GIVEN TASK
Copy out each line of the material in which the word "StepBodyForm" appears.

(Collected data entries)
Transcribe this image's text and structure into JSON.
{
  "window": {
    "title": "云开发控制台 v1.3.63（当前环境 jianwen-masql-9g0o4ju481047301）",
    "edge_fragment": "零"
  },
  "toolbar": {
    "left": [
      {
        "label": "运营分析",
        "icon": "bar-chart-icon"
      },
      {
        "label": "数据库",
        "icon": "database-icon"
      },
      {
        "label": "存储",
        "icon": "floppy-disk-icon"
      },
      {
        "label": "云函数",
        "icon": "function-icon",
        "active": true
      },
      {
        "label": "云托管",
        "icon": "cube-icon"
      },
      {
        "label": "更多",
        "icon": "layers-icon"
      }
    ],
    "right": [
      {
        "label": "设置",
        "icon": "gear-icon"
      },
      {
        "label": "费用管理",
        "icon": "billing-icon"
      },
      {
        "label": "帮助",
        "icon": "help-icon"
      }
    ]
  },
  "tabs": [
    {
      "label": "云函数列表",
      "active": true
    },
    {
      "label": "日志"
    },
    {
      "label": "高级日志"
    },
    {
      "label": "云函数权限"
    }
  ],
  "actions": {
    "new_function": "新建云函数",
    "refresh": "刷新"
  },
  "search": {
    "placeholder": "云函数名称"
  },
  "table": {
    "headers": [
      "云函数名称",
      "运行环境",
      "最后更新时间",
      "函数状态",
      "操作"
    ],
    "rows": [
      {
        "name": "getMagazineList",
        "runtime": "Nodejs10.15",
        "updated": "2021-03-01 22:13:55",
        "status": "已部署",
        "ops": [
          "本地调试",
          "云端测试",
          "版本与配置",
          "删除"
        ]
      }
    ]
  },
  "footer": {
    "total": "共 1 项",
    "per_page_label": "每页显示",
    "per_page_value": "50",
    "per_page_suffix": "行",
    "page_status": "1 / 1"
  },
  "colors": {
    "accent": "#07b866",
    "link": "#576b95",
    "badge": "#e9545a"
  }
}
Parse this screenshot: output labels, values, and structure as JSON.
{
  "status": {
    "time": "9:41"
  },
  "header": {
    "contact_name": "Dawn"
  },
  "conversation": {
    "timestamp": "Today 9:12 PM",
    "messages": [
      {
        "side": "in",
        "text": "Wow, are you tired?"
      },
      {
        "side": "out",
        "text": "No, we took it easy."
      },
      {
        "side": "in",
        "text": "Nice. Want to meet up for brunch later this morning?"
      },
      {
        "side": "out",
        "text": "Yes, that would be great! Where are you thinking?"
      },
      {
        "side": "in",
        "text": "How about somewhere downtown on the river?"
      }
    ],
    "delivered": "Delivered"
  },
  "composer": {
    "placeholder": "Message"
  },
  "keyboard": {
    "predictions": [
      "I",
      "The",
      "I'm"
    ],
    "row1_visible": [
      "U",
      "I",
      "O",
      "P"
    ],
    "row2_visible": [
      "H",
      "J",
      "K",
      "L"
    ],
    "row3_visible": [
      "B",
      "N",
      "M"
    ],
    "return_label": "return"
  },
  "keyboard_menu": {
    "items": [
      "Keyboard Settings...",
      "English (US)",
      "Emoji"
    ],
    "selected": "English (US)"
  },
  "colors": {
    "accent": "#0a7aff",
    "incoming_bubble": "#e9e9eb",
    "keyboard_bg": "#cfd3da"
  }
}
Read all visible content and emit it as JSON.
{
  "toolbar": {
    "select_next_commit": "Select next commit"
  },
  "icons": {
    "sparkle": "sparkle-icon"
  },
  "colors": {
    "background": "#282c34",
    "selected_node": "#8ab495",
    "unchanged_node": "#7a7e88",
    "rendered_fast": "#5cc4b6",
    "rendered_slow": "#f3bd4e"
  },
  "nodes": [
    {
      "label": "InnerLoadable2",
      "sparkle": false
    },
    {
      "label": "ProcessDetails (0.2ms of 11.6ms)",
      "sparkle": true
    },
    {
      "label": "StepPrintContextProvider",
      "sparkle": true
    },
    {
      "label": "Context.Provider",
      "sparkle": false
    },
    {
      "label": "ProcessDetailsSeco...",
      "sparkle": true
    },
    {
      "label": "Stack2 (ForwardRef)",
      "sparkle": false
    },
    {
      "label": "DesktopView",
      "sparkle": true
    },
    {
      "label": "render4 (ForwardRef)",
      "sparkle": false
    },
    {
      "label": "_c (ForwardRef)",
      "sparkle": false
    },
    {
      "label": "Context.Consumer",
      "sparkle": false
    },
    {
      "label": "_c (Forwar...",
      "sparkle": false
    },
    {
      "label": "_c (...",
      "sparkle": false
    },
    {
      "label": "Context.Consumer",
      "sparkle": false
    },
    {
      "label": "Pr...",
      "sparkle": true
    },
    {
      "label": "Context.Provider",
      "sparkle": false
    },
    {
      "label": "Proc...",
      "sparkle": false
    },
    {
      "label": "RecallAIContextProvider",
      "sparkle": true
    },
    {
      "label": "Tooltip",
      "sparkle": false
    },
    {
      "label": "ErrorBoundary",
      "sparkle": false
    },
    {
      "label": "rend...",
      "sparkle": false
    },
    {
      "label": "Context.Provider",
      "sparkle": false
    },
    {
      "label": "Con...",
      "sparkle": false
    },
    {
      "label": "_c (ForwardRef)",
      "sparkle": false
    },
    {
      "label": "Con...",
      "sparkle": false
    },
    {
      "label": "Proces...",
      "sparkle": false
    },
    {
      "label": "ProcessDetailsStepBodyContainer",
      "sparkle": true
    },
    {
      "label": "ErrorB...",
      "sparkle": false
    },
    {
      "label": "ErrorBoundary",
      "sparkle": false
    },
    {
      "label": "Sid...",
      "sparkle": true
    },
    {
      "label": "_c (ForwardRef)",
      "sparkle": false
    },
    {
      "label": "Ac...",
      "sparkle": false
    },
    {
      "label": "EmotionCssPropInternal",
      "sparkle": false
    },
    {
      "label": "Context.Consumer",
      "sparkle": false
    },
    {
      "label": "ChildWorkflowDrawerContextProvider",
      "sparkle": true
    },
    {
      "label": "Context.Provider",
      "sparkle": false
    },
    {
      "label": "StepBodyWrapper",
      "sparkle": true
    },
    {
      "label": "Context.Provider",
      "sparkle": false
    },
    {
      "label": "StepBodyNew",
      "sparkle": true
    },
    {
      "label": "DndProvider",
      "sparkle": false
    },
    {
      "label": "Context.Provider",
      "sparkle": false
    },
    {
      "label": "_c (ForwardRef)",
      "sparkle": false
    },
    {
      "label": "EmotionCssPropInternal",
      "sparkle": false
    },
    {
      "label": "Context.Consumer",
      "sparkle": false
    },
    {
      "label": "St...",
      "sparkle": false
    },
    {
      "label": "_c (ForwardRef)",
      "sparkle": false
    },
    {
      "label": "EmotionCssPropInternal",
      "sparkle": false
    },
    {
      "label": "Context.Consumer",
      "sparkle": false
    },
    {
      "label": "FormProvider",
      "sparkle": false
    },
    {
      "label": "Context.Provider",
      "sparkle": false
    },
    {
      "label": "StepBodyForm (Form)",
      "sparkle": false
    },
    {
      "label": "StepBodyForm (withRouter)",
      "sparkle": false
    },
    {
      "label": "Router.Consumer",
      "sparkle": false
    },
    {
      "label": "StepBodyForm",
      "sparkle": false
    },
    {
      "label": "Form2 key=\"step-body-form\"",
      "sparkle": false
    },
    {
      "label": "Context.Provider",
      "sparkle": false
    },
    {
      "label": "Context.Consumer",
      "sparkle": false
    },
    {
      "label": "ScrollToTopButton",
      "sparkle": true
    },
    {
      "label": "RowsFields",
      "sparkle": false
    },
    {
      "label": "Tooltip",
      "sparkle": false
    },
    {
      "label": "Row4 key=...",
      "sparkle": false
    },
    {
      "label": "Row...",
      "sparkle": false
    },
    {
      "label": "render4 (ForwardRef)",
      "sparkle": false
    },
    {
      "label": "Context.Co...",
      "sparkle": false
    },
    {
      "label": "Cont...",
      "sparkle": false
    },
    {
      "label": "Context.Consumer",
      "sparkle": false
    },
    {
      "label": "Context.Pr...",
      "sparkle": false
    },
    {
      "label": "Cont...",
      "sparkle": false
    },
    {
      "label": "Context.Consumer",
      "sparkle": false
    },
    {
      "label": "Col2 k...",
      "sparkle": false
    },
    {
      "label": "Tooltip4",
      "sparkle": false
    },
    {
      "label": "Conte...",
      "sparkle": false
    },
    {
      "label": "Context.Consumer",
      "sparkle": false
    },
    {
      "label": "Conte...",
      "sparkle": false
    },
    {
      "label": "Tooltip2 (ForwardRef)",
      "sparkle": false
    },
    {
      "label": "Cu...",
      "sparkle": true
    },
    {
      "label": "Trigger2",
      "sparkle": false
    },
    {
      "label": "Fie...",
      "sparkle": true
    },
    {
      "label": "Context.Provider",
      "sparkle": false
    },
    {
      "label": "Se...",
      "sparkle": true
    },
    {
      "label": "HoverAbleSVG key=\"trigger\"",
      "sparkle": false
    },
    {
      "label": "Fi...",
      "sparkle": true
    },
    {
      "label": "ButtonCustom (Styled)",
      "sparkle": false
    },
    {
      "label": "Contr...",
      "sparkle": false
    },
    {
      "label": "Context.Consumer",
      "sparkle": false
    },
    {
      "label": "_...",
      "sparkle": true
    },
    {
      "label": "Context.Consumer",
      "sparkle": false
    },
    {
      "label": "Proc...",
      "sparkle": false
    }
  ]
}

ANSWER FOR THE TASK
      "label": "StepBodyForm (Form)",
      "label": "StepBodyForm (withRouter)",
      "label": "StepBodyForm",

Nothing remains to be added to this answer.